• [What you have to do]: Exclude images, then output the remaining data verbatim.

• [Records for the exercise]:
------
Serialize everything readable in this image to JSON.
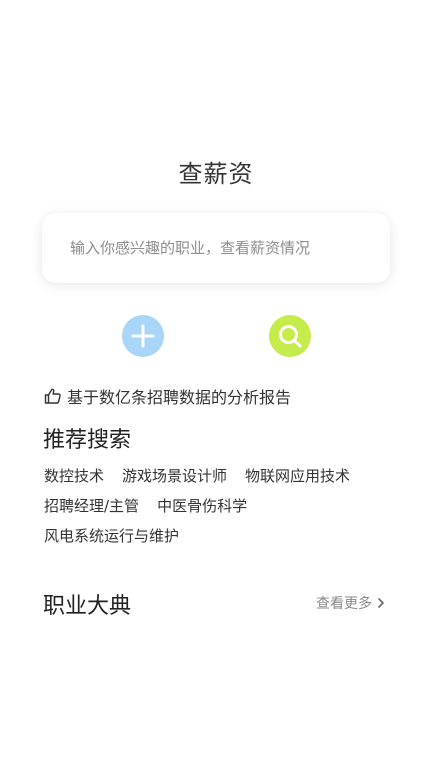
{
  "header": {
    "title": "查薪资"
  },
  "search": {
    "placeholder": "输入你感兴趣的职业，查看薪资情况"
  },
  "actions": {
    "add_icon": "plus-icon",
    "search_icon": "search-icon",
    "add_color": "#a8d5f8",
    "search_color": "#c6ec4c"
  },
  "stats": {
    "icon": "thumbs-up-icon",
    "text": "基于数亿条招聘数据的分析报告"
  },
  "recommended": {
    "title": "推荐搜索",
    "tags": [
      "数控技术",
      "游戏场景设计师",
      "物联网应用技术",
      "招聘经理/主管",
      "中医骨伤科学",
      "风电系统运行与维护"
    ]
  },
  "dictionary": {
    "title": "职业大典",
    "more_label": "查看更多",
    "more_icon": "chevron-right-icon"
  }
}
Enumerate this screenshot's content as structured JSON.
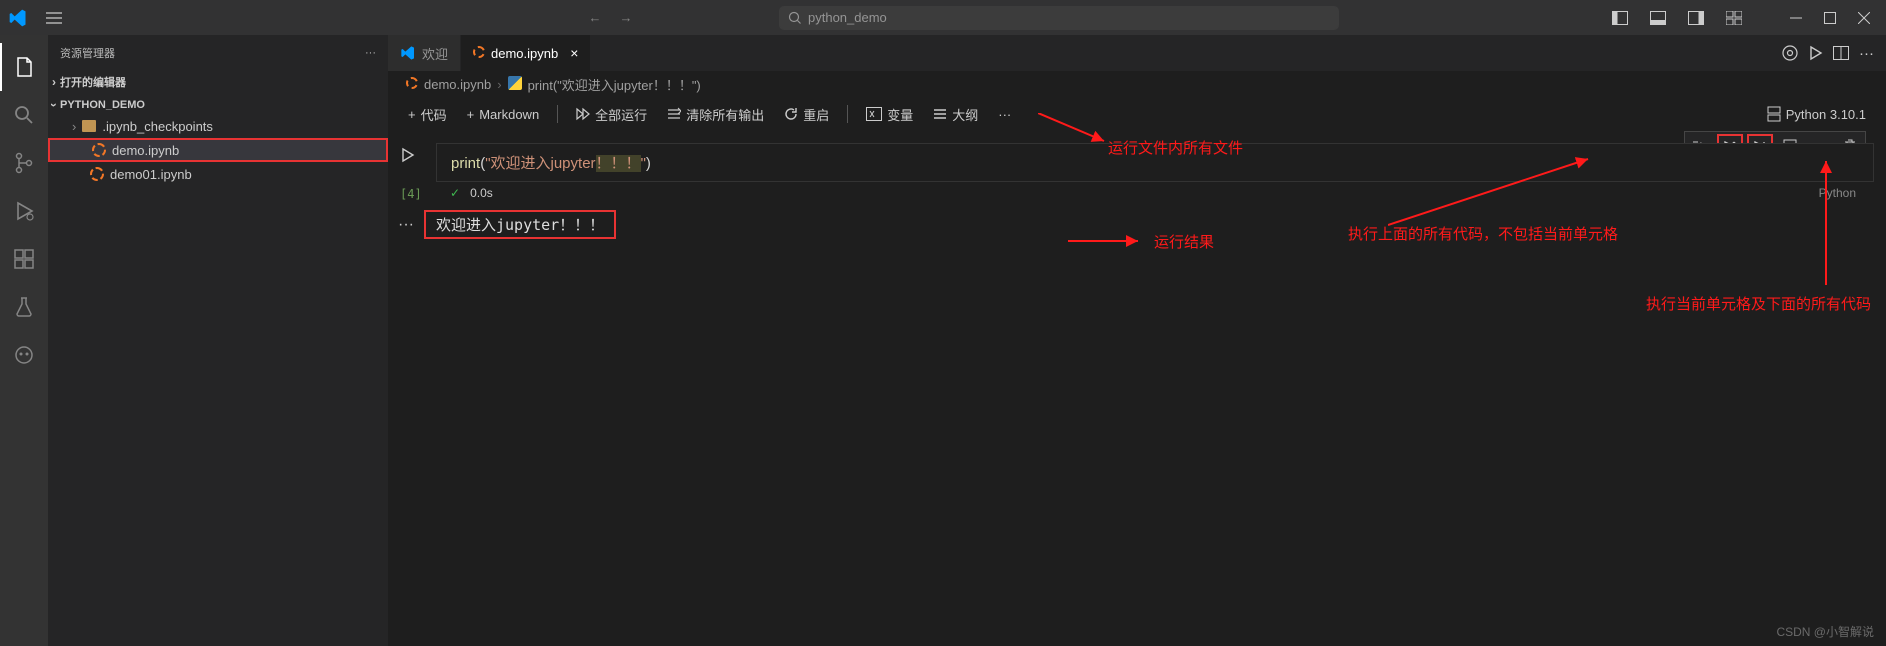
{
  "titlebar": {
    "search_text": "python_demo"
  },
  "sidebar": {
    "title": "资源管理器",
    "open_editors": "打开的编辑器",
    "workspace": "PYTHON_DEMO",
    "items": [
      {
        "label": ".ipynb_checkpoints",
        "type": "folder"
      },
      {
        "label": "demo.ipynb",
        "type": "notebook"
      },
      {
        "label": "demo01.ipynb",
        "type": "notebook"
      }
    ]
  },
  "tabs": {
    "welcome": "欢迎",
    "active": "demo.ipynb"
  },
  "breadcrumb": {
    "file": "demo.ipynb",
    "cell": "print(\"欢迎进入jupyter！！！\")"
  },
  "nb_toolbar": {
    "code": "代码",
    "markdown": "Markdown",
    "run_all": "全部运行",
    "clear": "清除所有输出",
    "restart": "重启",
    "variables": "变量",
    "outline": "大纲",
    "kernel": "Python 3.10.1"
  },
  "cell": {
    "exec_count": "[4]",
    "code_fn": "print",
    "code_open": "(",
    "code_str1": "\"欢迎进入jupyter",
    "code_hl": "！！！",
    "code_str2": "\"",
    "code_close": ")",
    "duration": "0.0s",
    "lang": "Python",
    "output": "欢迎进入jupyter！！！"
  },
  "annotations": {
    "run_all": "运行文件内所有文件",
    "output": "运行结果",
    "exec_above": "执行上面的所有代码，不包括当前单元格",
    "exec_below": "执行当前单元格及下面的所有代码"
  },
  "watermark": "CSDN @小智解说"
}
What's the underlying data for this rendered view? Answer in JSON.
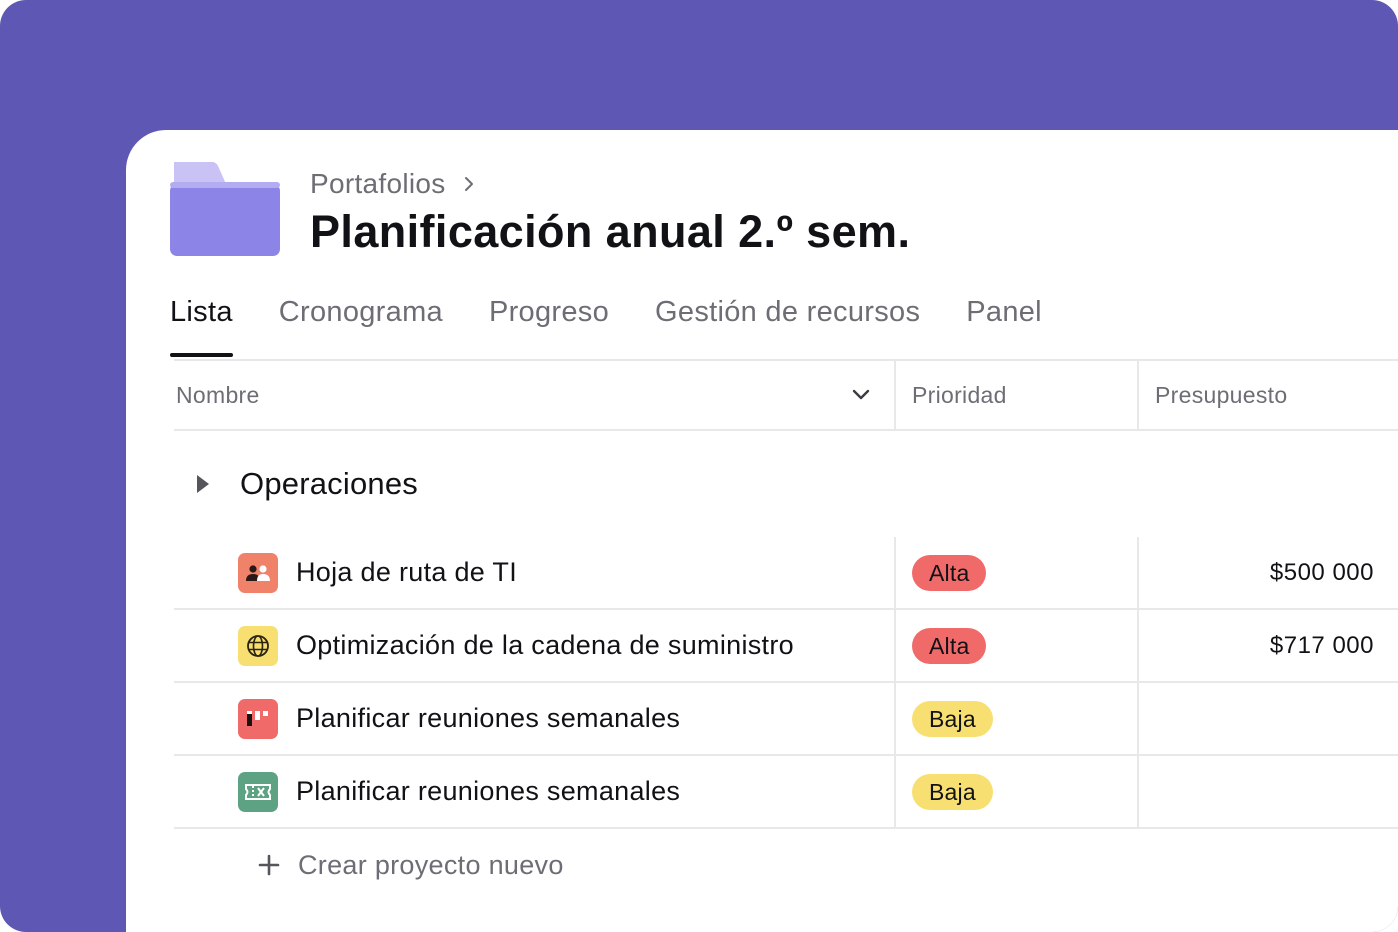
{
  "breadcrumb": {
    "parent": "Portafolios"
  },
  "page": {
    "title": "Planificación anual 2.º sem."
  },
  "tabs": [
    {
      "label": "Lista",
      "active": true
    },
    {
      "label": "Cronograma",
      "active": false
    },
    {
      "label": "Progreso",
      "active": false
    },
    {
      "label": "Gestión de recursos",
      "active": false
    },
    {
      "label": "Panel",
      "active": false
    }
  ],
  "table": {
    "columns": {
      "name": "Nombre",
      "priority": "Prioridad",
      "budget": "Presupuesto"
    },
    "section": {
      "title": "Operaciones"
    },
    "rows": [
      {
        "icon": "people-icon",
        "icon_color": "#f1826a",
        "name": "Hoja de ruta de TI",
        "priority": "Alta",
        "priority_color": "#f06a6a",
        "budget": "$500 000"
      },
      {
        "icon": "globe-icon",
        "icon_color": "#f8df72",
        "name": "Optimización de la cadena de suministro",
        "priority": "Alta",
        "priority_color": "#f06a6a",
        "budget": "$717 000"
      },
      {
        "icon": "board-icon",
        "icon_color": "#f06a6a",
        "name": "Planificar reuniones semanales",
        "priority": "Baja",
        "priority_color": "#f8df72",
        "budget": ""
      },
      {
        "icon": "ticket-icon",
        "icon_color": "#5da283",
        "name": "Planificar reuniones semanales",
        "priority": "Baja",
        "priority_color": "#f8df72",
        "budget": ""
      }
    ],
    "add_project": "Crear proyecto nuevo"
  },
  "colors": {
    "background": "#5e57b3",
    "folder": "#8d84e8",
    "folder_tab": "#c9c3f5"
  }
}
------
• [Written solution]:
Serialize everything readable in this image to JSON.
{
  "header": {
    "title": "查薪资"
  },
  "search": {
    "placeholder": "输入你感兴趣的职业，查看薪资情况"
  },
  "actions": {
    "add_icon": "plus-icon",
    "search_icon": "search-icon",
    "add_color": "#a8d5f8",
    "search_color": "#c6ec4c"
  },
  "stats": {
    "icon": "thumbs-up-icon",
    "text": "基于数亿条招聘数据的分析报告"
  },
  "recommended": {
    "title": "推荐搜索",
    "tags": [
      "数控技术",
      "游戏场景设计师",
      "物联网应用技术",
      "招聘经理/主管",
      "中医骨伤科学",
      "风电系统运行与维护"
    ]
  },
  "dictionary": {
    "title": "职业大典",
    "more_label": "查看更多",
    "more_icon": "chevron-right-icon"
  }
}
Enumerate this screenshot's content as structured JSON.
{
  "titlebar": {
    "search_text": "python_demo"
  },
  "sidebar": {
    "title": "资源管理器",
    "open_editors": "打开的编辑器",
    "workspace": "PYTHON_DEMO",
    "items": [
      {
        "label": ".ipynb_checkpoints",
        "type": "folder"
      },
      {
        "label": "demo.ipynb",
        "type": "notebook"
      },
      {
        "label": "demo01.ipynb",
        "type": "notebook"
      }
    ]
  },
  "tabs": {
    "welcome": "欢迎",
    "active": "demo.ipynb"
  },
  "breadcrumb": {
    "file": "demo.ipynb",
    "cell": "print(\"欢迎进入jupyter！！！\")"
  },
  "nb_toolbar": {
    "code": "代码",
    "markdown": "Markdown",
    "run_all": "全部运行",
    "clear": "清除所有输出",
    "restart": "重启",
    "variables": "变量",
    "outline": "大纲",
    "kernel": "Python 3.10.1"
  },
  "cell": {
    "exec_count": "[4]",
    "code_fn": "print",
    "code_open": "(",
    "code_str1": "\"欢迎进入jupyter",
    "code_hl": "！！！",
    "code_str2": "\"",
    "code_close": ")",
    "duration": "0.0s",
    "lang": "Python",
    "output": "欢迎进入jupyter！！！"
  },
  "annotations": {
    "run_all": "运行文件内所有文件",
    "output": "运行结果",
    "exec_above": "执行上面的所有代码，不包括当前单元格",
    "exec_below": "执行当前单元格及下面的所有代码"
  },
  "watermark": "CSDN @小智解说"
}
What's the underlying data for this rendered view? Answer in JSON.
{
  "breadcrumb": {
    "parent": "Portafolios"
  },
  "page": {
    "title": "Planificación anual 2.º sem."
  },
  "tabs": [
    {
      "label": "Lista",
      "active": true
    },
    {
      "label": "Cronograma",
      "active": false
    },
    {
      "label": "Progreso",
      "active": false
    },
    {
      "label": "Gestión de recursos",
      "active": false
    },
    {
      "label": "Panel",
      "active": false
    }
  ],
  "table": {
    "columns": {
      "name": "Nombre",
      "priority": "Prioridad",
      "budget": "Presupuesto"
    },
    "section": {
      "title": "Operaciones"
    },
    "rows": [
      {
        "icon": "people-icon",
        "icon_color": "#f1826a",
        "name": "Hoja de ruta de TI",
        "priority": "Alta",
        "priority_color": "#f06a6a",
        "budget": "$500 000"
      },
      {
        "icon": "globe-icon",
        "icon_color": "#f8df72",
        "name": "Optimización de la cadena de suministro",
        "priority": "Alta",
        "priority_color": "#f06a6a",
        "budget": "$717 000"
      },
      {
        "icon": "board-icon",
        "icon_color": "#f06a6a",
        "name": "Planificar reuniones semanales",
        "priority": "Baja",
        "priority_color": "#f8df72",
        "budget": ""
      },
      {
        "icon": "ticket-icon",
        "icon_color": "#5da283",
        "name": "Planificar reuniones semanales",
        "priority": "Baja",
        "priority_color": "#f8df72",
        "budget": ""
      }
    ],
    "add_project": "Crear proyecto nuevo"
  },
  "colors": {
    "background": "#5e57b3",
    "folder": "#8d84e8",
    "folder_tab": "#c9c3f5"
  }
}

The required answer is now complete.